Repeat the full listing, word for word.

----------

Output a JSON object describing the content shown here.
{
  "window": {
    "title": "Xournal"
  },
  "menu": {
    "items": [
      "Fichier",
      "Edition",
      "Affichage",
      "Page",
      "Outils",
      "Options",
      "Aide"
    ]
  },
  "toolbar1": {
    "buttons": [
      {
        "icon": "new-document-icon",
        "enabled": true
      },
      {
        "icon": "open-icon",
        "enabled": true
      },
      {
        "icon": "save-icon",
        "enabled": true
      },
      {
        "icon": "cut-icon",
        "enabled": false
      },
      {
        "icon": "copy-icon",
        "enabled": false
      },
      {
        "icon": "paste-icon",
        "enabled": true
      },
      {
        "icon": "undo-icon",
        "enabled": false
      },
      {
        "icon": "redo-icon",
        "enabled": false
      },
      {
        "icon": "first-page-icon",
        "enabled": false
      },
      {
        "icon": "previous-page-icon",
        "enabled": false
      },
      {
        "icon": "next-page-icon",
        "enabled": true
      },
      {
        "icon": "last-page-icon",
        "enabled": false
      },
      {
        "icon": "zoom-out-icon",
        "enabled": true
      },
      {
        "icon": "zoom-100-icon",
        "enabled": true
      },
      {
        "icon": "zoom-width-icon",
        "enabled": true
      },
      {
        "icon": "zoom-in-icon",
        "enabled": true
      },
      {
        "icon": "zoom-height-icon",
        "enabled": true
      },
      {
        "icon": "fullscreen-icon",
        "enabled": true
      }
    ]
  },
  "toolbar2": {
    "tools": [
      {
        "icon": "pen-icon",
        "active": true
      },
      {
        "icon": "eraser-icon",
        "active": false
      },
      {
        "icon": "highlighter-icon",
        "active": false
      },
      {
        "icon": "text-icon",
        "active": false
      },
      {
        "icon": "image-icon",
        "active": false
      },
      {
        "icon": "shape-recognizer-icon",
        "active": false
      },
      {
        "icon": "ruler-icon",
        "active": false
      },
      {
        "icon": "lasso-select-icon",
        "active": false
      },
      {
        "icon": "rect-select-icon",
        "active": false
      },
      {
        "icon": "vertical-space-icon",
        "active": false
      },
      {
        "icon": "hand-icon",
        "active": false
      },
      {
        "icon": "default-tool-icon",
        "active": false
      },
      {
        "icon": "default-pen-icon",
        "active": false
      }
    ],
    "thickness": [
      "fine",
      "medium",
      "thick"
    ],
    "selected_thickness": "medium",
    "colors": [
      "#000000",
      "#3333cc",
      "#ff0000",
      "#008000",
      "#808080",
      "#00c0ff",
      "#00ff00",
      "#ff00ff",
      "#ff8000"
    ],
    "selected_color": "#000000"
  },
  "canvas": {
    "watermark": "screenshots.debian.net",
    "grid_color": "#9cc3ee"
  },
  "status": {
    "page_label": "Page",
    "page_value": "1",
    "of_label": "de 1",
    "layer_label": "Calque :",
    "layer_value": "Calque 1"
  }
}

----------

(Final answer):
Output a JSON object describing the content shown here.
{
  "window": {
    "title": "Xournal"
  },
  "menu": {
    "items": [
      "Fichier",
      "Edition",
      "Affichage",
      "Page",
      "Outils",
      "Options",
      "Aide"
    ]
  },
  "toolbar1": {
    "buttons": [
      {
        "icon": "new-document-icon",
        "enabled": true
      },
      {
        "icon": "open-icon",
        "enabled": true
      },
      {
        "icon": "save-icon",
        "enabled": true
      },
      {
        "icon": "cut-icon",
        "enabled": false
      },
      {
        "icon": "copy-icon",
        "enabled": false
      },
      {
        "icon": "paste-icon",
        "enabled": true
      },
      {
        "icon": "undo-icon",
        "enabled": false
      },
      {
        "icon": "redo-icon",
        "enabled": false
      },
      {
        "icon": "first-page-icon",
        "enabled": false
      },
      {
        "icon": "previous-page-icon",
        "enabled": false
      },
      {
        "icon": "next-page-icon",
        "enabled": true
      },
      {
        "icon": "last-page-icon",
        "enabled": false
      },
      {
        "icon": "zoom-out-icon",
        "enabled": true
      },
      {
        "icon": "zoom-100-icon",
        "enabled": true
      },
      {
        "icon": "zoom-width-icon",
        "enabled": true
      },
      {
        "icon": "zoom-in-icon",
        "enabled": true
      },
      {
        "icon": "zoom-height-icon",
        "enabled": true
      },
      {
        "icon": "fullscreen-icon",
        "enabled": true
      }
    ]
  },
  "toolbar2": {
    "tools": [
      {
        "icon": "pen-icon",
        "active": true
      },
      {
        "icon": "eraser-icon",
        "active": false
      },
      {
        "icon": "highlighter-icon",
        "active": false
      },
      {
        "icon": "text-icon",
        "active": false
      },
      {
        "icon": "image-icon",
        "active": false
      },
      {
        "icon": "shape-recognizer-icon",
        "active": false
      },
      {
        "icon": "ruler-icon",
        "active": false
      },
      {
        "icon": "lasso-select-icon",
        "active": false
      },
      {
        "icon": "rect-select-icon",
        "active": false
      },
      {
        "icon": "vertical-space-icon",
        "active": false
      },
      {
        "icon": "hand-icon",
        "active": false
      },
      {
        "icon": "default-tool-icon",
        "active": false
      },
      {
        "icon": "default-pen-icon",
        "active": false
      }
    ],
    "thickness": [
      "fine",
      "medium",
      "thick"
    ],
    "selected_thickness": "medium",
    "colors": [
      "#000000",
      "#3333cc",
      "#ff0000",
      "#008000",
      "#808080",
      "#00c0ff",
      "#00ff00",
      "#ff00ff",
      "#ff8000"
    ],
    "selected_color": "#000000"
  },
  "canvas": {
    "watermark": "screenshots.debian.net",
    "grid_color": "#9cc3ee"
  },
  "status": {
    "page_label": "Page",
    "page_value": "1",
    "of_label": "de 1",
    "layer_label": "Calque :",
    "layer_value": "Calque 1"
  }
}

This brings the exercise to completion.